Activity. All records are to be printed again exactly as they appear.

Data shown.
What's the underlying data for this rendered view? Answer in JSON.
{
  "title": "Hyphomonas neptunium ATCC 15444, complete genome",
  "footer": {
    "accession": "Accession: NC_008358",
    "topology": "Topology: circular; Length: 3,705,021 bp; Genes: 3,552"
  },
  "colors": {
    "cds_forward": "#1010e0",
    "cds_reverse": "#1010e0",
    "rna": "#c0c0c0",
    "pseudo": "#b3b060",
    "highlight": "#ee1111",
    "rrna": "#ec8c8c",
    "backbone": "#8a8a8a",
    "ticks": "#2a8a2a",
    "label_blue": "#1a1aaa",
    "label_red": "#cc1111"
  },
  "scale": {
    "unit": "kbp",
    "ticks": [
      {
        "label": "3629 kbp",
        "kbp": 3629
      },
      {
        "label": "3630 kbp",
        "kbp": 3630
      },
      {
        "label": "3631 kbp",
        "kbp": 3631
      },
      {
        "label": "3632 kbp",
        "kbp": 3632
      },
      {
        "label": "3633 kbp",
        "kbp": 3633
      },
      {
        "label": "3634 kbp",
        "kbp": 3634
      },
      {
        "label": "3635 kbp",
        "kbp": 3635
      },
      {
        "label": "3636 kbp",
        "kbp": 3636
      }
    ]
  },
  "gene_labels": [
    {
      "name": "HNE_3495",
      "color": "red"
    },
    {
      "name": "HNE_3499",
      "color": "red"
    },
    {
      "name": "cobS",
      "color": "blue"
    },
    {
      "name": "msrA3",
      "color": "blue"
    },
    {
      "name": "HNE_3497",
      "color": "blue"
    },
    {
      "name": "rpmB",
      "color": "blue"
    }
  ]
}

Reply.
What's the underlying data for this rendered view? Answer in JSON.
{
  "title": "Hyphomonas neptunium ATCC 15444, complete genome",
  "footer": {
    "accession": "Accession: NC_008358",
    "topology": "Topology: circular; Length: 3,705,021 bp; Genes: 3,552"
  },
  "colors": {
    "cds_forward": "#1010e0",
    "cds_reverse": "#1010e0",
    "rna": "#c0c0c0",
    "pseudo": "#b3b060",
    "highlight": "#ee1111",
    "rrna": "#ec8c8c",
    "backbone": "#8a8a8a",
    "ticks": "#2a8a2a",
    "label_blue": "#1a1aaa",
    "label_red": "#cc1111"
  },
  "scale": {
    "unit": "kbp",
    "ticks": [
      {
        "label": "3629 kbp",
        "kbp": 3629
      },
      {
        "label": "3630 kbp",
        "kbp": 3630
      },
      {
        "label": "3631 kbp",
        "kbp": 3631
      },
      {
        "label": "3632 kbp",
        "kbp": 3632
      },
      {
        "label": "3633 kbp",
        "kbp": 3633
      },
      {
        "label": "3634 kbp",
        "kbp": 3634
      },
      {
        "label": "3635 kbp",
        "kbp": 3635
      },
      {
        "label": "3636 kbp",
        "kbp": 3636
      }
    ]
  },
  "gene_labels": [
    {
      "name": "HNE_3495",
      "color": "red"
    },
    {
      "name": "HNE_3499",
      "color": "red"
    },
    {
      "name": "cobS",
      "color": "blue"
    },
    {
      "name": "msrA3",
      "color": "blue"
    },
    {
      "name": "HNE_3497",
      "color": "blue"
    },
    {
      "name": "rpmB",
      "color": "blue"
    }
  ]
}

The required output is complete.